::: Provided data :::

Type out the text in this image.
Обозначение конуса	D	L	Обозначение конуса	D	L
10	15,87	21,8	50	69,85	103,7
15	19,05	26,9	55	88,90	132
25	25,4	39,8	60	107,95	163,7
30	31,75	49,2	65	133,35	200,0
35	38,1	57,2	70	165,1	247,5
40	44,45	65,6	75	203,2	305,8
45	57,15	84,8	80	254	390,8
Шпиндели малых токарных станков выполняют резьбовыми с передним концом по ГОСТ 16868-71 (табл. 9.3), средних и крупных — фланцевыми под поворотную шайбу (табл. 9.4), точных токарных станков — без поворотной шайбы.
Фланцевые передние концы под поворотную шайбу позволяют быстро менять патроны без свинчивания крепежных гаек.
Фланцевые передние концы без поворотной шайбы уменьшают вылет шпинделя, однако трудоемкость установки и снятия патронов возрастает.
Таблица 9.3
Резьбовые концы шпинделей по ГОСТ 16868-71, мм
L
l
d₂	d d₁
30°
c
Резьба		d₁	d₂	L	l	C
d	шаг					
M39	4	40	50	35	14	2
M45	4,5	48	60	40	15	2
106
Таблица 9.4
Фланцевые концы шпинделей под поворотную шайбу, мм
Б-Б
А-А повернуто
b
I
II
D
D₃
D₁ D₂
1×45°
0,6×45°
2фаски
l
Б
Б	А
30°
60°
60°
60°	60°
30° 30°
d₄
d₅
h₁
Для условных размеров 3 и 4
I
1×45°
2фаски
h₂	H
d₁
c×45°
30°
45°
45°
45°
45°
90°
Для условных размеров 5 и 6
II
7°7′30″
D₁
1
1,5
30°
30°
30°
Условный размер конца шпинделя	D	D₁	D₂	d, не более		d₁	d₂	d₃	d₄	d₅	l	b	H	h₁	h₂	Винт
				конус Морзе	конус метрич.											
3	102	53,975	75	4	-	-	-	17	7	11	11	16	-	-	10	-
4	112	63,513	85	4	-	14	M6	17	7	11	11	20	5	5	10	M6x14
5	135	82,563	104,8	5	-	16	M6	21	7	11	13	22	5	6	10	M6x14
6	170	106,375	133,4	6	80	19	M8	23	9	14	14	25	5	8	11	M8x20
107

:::

All the entries above need to be reproduced exactly.

Type out the text in this image.
Обозначение конуса	D	L	Обозначение конуса	D	L
10	15,87	21,8	50	69,85	103,7
15	19,05	26,9	55	88,90	132
25	25,4	39,8	60	107,95	163,7
30	31,75	49,2	65	133,35	200,0
35	38,1	57,2	70	165,1	247,5
40	44,45	65,6	75	203,2	305,8
45	57,15	84,8	80	254	390,8
Шпиндели малых токарных станков выполняют резьбовыми с передним концом по ГОСТ 16868-71 (табл. 9.3), средних и крупных — фланцевыми под поворотную шайбу (табл. 9.4), точных токарных станков — без поворотной шайбы.
Фланцевые передние концы под поворотную шайбу позволяют быстро менять патроны без свинчивания крепежных гаек.
Фланцевые передние концы без поворотной шайбы уменьшают вылет шпинделя, однако трудоемкость установки и снятия патронов возрастает.
Таблица 9.3
Резьбовые концы шпинделей по ГОСТ 16868-71, мм
L
l
d₂	d d₁
30°
c
Резьба		d₁	d₂	L	l	C
d	шаг					
M39	4	40	50	35	14	2
M45	4,5	48	60	40	15	2
106
Таблица 9.4
Фланцевые концы шпинделей под поворотную шайбу, мм
Б-Б
А-А повернуто
b
I
II
D
D₃
D₁ D₂
1×45°
0,6×45°
2фаски
l
Б
Б	А
30°
60°
60°
60°	60°
30° 30°
d₄
d₅
h₁
Для условных размеров 3 и 4
I
1×45°
2фаски
h₂	H
d₁
c×45°
30°
45°
45°
45°
45°
90°
Для условных размеров 5 и 6
II
7°7′30″
D₁
1
1,5
30°
30°
30°
Условный размер конца шпинделя	D	D₁	D₂	d, не более		d₁	d₂	d₃	d₄	d₅	l	b	H	h₁	h₂	Винт
				конус Морзе	конус метрич.											
3	102	53,975	75	4	-	-	-	17	7	11	11	16	-	-	10	-
4	112	63,513	85	4	-	14	M6	17	7	11	11	20	5	5	10	M6x14
5	135	82,563	104,8	5	-	16	M6	21	7	11	13	22	5	6	10	M6x14
6	170	106,375	133,4	6	80	19	M8	23	9	14	14	25	5	8	11	M8x20
107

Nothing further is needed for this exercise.